---- Recorded information
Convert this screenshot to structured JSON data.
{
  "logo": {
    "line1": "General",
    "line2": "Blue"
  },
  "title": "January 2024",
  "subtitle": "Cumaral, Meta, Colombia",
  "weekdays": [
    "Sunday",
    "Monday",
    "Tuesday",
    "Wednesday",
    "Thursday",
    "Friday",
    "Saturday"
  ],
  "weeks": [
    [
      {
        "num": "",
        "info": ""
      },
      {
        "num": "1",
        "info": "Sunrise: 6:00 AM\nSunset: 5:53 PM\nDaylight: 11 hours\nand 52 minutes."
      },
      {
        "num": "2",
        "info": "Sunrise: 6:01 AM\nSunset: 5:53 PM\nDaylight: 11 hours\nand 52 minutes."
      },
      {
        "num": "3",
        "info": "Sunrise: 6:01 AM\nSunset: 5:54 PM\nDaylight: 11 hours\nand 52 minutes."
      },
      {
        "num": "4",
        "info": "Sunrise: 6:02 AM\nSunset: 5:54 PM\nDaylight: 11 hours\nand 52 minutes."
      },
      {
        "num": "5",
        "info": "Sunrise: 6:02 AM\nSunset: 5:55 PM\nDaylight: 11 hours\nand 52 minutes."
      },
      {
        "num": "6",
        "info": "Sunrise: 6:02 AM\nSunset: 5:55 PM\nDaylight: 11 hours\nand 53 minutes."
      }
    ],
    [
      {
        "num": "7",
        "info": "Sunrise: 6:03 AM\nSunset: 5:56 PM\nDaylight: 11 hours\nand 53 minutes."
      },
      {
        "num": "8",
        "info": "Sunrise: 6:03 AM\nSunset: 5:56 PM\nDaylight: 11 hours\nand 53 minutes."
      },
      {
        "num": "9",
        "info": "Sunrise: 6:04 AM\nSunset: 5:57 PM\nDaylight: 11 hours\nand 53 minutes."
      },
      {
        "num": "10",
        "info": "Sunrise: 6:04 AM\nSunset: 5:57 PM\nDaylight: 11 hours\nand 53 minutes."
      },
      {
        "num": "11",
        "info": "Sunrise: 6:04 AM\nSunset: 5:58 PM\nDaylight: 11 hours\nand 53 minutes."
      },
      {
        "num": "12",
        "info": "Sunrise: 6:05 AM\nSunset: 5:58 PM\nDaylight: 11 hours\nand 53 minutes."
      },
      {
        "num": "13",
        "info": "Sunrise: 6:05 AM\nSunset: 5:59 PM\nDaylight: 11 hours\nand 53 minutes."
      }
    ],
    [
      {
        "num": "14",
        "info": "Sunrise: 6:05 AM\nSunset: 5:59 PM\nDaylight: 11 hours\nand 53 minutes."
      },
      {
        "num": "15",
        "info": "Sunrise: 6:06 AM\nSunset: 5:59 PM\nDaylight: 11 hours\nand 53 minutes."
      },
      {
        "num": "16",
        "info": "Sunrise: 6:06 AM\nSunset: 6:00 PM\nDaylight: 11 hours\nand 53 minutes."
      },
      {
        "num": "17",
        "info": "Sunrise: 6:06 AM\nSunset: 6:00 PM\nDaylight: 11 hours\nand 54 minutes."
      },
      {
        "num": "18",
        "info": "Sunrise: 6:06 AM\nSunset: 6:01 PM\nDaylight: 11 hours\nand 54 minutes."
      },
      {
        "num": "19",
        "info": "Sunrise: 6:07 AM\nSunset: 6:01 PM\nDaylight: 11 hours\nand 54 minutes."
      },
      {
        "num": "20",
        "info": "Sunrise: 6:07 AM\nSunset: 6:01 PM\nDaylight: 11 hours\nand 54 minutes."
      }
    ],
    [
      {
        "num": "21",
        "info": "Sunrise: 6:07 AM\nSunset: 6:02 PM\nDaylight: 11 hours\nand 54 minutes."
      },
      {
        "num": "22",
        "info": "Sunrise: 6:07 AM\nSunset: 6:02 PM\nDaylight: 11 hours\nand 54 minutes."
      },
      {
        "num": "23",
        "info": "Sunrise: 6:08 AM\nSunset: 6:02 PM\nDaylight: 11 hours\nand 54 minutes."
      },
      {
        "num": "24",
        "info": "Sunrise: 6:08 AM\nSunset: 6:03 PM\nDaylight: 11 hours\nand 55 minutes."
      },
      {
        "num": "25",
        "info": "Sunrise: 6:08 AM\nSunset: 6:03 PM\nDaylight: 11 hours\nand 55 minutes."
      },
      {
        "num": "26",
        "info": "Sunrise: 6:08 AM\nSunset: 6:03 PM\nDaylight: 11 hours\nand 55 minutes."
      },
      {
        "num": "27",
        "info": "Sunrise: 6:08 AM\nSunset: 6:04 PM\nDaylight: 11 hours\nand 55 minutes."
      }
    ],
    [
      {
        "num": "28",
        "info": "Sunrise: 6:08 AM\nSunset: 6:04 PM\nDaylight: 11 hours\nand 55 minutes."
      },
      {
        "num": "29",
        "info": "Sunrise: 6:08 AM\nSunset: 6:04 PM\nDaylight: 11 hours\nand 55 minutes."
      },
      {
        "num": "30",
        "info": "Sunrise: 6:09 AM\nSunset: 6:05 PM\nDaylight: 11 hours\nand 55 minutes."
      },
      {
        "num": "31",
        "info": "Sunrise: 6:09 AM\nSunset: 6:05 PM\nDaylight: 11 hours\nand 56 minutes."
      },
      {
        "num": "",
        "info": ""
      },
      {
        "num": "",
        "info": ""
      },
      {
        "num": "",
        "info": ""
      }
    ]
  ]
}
--------
Exercise goal:
Copy every line exactly. Leave nothing out.

The completed task:
Convert this screenshot to structured JSON data.
{
  "logo": {
    "line1": "General",
    "line2": "Blue"
  },
  "title": "January 2024",
  "subtitle": "Cumaral, Meta, Colombia",
  "weekdays": [
    "Sunday",
    "Monday",
    "Tuesday",
    "Wednesday",
    "Thursday",
    "Friday",
    "Saturday"
  ],
  "weeks": [
    [
      {
        "num": "",
        "info": ""
      },
      {
        "num": "1",
        "info": "Sunrise: 6:00 AM\nSunset: 5:53 PM\nDaylight: 11 hours\nand 52 minutes."
      },
      {
        "num": "2",
        "info": "Sunrise: 6:01 AM\nSunset: 5:53 PM\nDaylight: 11 hours\nand 52 minutes."
      },
      {
        "num": "3",
        "info": "Sunrise: 6:01 AM\nSunset: 5:54 PM\nDaylight: 11 hours\nand 52 minutes."
      },
      {
        "num": "4",
        "info": "Sunrise: 6:02 AM\nSunset: 5:54 PM\nDaylight: 11 hours\nand 52 minutes."
      },
      {
        "num": "5",
        "info": "Sunrise: 6:02 AM\nSunset: 5:55 PM\nDaylight: 11 hours\nand 52 minutes."
      },
      {
        "num": "6",
        "info": "Sunrise: 6:02 AM\nSunset: 5:55 PM\nDaylight: 11 hours\nand 53 minutes."
      }
    ],
    [
      {
        "num": "7",
        "info": "Sunrise: 6:03 AM\nSunset: 5:56 PM\nDaylight: 11 hours\nand 53 minutes."
      },
      {
        "num": "8",
        "info": "Sunrise: 6:03 AM\nSunset: 5:56 PM\nDaylight: 11 hours\nand 53 minutes."
      },
      {
        "num": "9",
        "info": "Sunrise: 6:04 AM\nSunset: 5:57 PM\nDaylight: 11 hours\nand 53 minutes."
      },
      {
        "num": "10",
        "info": "Sunrise: 6:04 AM\nSunset: 5:57 PM\nDaylight: 11 hours\nand 53 minutes."
      },
      {
        "num": "11",
        "info": "Sunrise: 6:04 AM\nSunset: 5:58 PM\nDaylight: 11 hours\nand 53 minutes."
      },
      {
        "num": "12",
        "info": "Sunrise: 6:05 AM\nSunset: 5:58 PM\nDaylight: 11 hours\nand 53 minutes."
      },
      {
        "num": "13",
        "info": "Sunrise: 6:05 AM\nSunset: 5:59 PM\nDaylight: 11 hours\nand 53 minutes."
      }
    ],
    [
      {
        "num": "14",
        "info": "Sunrise: 6:05 AM\nSunset: 5:59 PM\nDaylight: 11 hours\nand 53 minutes."
      },
      {
        "num": "15",
        "info": "Sunrise: 6:06 AM\nSunset: 5:59 PM\nDaylight: 11 hours\nand 53 minutes."
      },
      {
        "num": "16",
        "info": "Sunrise: 6:06 AM\nSunset: 6:00 PM\nDaylight: 11 hours\nand 53 minutes."
      },
      {
        "num": "17",
        "info": "Sunrise: 6:06 AM\nSunset: 6:00 PM\nDaylight: 11 hours\nand 54 minutes."
      },
      {
        "num": "18",
        "info": "Sunrise: 6:06 AM\nSunset: 6:01 PM\nDaylight: 11 hours\nand 54 minutes."
      },
      {
        "num": "19",
        "info": "Sunrise: 6:07 AM\nSunset: 6:01 PM\nDaylight: 11 hours\nand 54 minutes."
      },
      {
        "num": "20",
        "info": "Sunrise: 6:07 AM\nSunset: 6:01 PM\nDaylight: 11 hours\nand 54 minutes."
      }
    ],
    [
      {
        "num": "21",
        "info": "Sunrise: 6:07 AM\nSunset: 6:02 PM\nDaylight: 11 hours\nand 54 minutes."
      },
      {
        "num": "22",
        "info": "Sunrise: 6:07 AM\nSunset: 6:02 PM\nDaylight: 11 hours\nand 54 minutes."
      },
      {
        "num": "23",
        "info": "Sunrise: 6:08 AM\nSunset: 6:02 PM\nDaylight: 11 hours\nand 54 minutes."
      },
      {
        "num": "24",
        "info": "Sunrise: 6:08 AM\nSunset: 6:03 PM\nDaylight: 11 hours\nand 55 minutes."
      },
      {
        "num": "25",
        "info": "Sunrise: 6:08 AM\nSunset: 6:03 PM\nDaylight: 11 hours\nand 55 minutes."
      },
      {
        "num": "26",
        "info": "Sunrise: 6:08 AM\nSunset: 6:03 PM\nDaylight: 11 hours\nand 55 minutes."
      },
      {
        "num": "27",
        "info": "Sunrise: 6:08 AM\nSunset: 6:04 PM\nDaylight: 11 hours\nand 55 minutes."
      }
    ],
    [
      {
        "num": "28",
        "info": "Sunrise: 6:08 AM\nSunset: 6:04 PM\nDaylight: 11 hours\nand 55 minutes."
      },
      {
        "num": "29",
        "info": "Sunrise: 6:08 AM\nSunset: 6:04 PM\nDaylight: 11 hours\nand 55 minutes."
      },
      {
        "num": "30",
        "info": "Sunrise: 6:09 AM\nSunset: 6:05 PM\nDaylight: 11 hours\nand 55 minutes."
      },
      {
        "num": "31",
        "info": "Sunrise: 6:09 AM\nSunset: 6:05 PM\nDaylight: 11 hours\nand 56 minutes."
      },
      {
        "num": "",
        "info": ""
      },
      {
        "num": "",
        "info": ""
      },
      {
        "num": "",
        "info": ""
      }
    ]
  ]
}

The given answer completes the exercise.